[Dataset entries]
+-------+

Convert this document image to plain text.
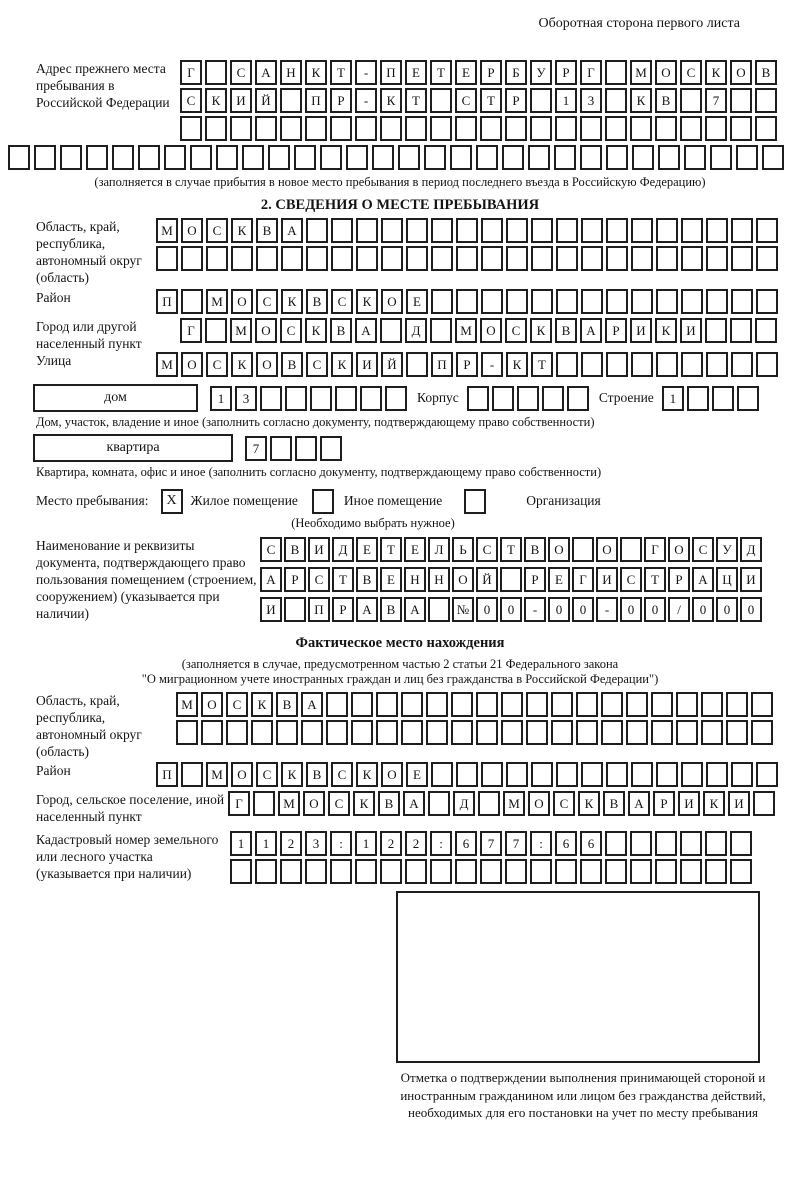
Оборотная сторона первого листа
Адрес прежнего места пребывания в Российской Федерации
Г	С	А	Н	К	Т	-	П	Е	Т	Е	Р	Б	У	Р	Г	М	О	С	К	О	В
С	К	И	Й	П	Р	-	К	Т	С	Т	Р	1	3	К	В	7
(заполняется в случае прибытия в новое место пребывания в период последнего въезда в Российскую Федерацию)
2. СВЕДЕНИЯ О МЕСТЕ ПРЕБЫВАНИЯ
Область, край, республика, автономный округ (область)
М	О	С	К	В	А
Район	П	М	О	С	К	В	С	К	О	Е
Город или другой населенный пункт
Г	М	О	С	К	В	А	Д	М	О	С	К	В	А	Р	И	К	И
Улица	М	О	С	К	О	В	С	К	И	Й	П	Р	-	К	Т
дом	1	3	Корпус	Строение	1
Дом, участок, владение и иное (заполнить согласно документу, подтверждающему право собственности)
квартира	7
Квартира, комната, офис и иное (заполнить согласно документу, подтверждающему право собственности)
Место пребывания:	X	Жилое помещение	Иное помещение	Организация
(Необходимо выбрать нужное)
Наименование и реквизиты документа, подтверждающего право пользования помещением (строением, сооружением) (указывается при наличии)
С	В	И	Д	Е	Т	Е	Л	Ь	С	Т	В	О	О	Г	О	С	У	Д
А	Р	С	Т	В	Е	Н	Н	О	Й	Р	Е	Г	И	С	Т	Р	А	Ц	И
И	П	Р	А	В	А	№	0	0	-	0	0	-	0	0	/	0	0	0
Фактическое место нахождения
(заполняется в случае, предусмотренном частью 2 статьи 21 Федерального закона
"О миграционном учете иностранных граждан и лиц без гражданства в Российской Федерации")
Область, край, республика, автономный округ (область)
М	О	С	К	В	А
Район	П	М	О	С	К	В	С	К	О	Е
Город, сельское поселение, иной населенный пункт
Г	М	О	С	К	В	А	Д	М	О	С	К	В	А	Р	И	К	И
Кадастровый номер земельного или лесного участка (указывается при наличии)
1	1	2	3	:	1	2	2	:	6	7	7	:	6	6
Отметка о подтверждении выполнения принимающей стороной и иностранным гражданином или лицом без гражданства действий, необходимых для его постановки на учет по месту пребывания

+-------+

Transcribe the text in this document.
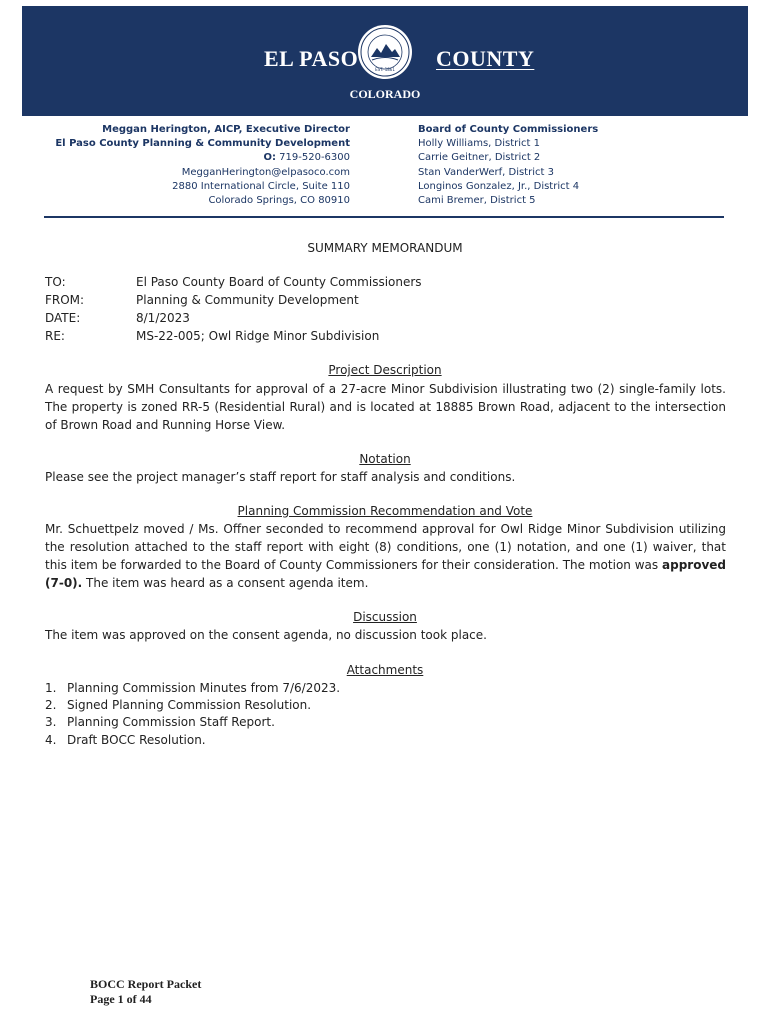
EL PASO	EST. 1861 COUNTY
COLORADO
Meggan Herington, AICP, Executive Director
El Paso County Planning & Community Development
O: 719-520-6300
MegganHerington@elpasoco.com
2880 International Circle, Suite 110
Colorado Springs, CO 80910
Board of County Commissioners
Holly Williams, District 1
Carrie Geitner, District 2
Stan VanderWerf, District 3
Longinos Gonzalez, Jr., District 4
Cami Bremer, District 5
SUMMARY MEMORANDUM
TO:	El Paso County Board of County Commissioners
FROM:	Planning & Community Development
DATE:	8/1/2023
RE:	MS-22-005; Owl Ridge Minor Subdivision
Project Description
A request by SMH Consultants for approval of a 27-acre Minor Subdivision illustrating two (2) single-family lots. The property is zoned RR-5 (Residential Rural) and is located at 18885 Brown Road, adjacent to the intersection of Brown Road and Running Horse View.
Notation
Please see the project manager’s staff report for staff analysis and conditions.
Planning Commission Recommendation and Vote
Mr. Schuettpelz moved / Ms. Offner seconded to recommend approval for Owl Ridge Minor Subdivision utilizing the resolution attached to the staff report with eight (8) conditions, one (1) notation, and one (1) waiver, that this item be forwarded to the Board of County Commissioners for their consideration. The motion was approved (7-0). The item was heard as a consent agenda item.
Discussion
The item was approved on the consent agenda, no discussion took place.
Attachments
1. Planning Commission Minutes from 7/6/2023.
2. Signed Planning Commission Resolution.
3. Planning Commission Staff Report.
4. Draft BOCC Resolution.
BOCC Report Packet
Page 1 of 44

+-------+

• **EXERCISE DESCRIPTION**:
Pull out all lines containing the word "подтверждающему" from the entries above.

• **PROBLEM SOLUTION**:
Дом, участок, владение и иное (заполнить согласно документу, подтверждающему право собственности)
Квартира, комната, офис и иное (заполнить согласно документу, подтверждающему право собственности)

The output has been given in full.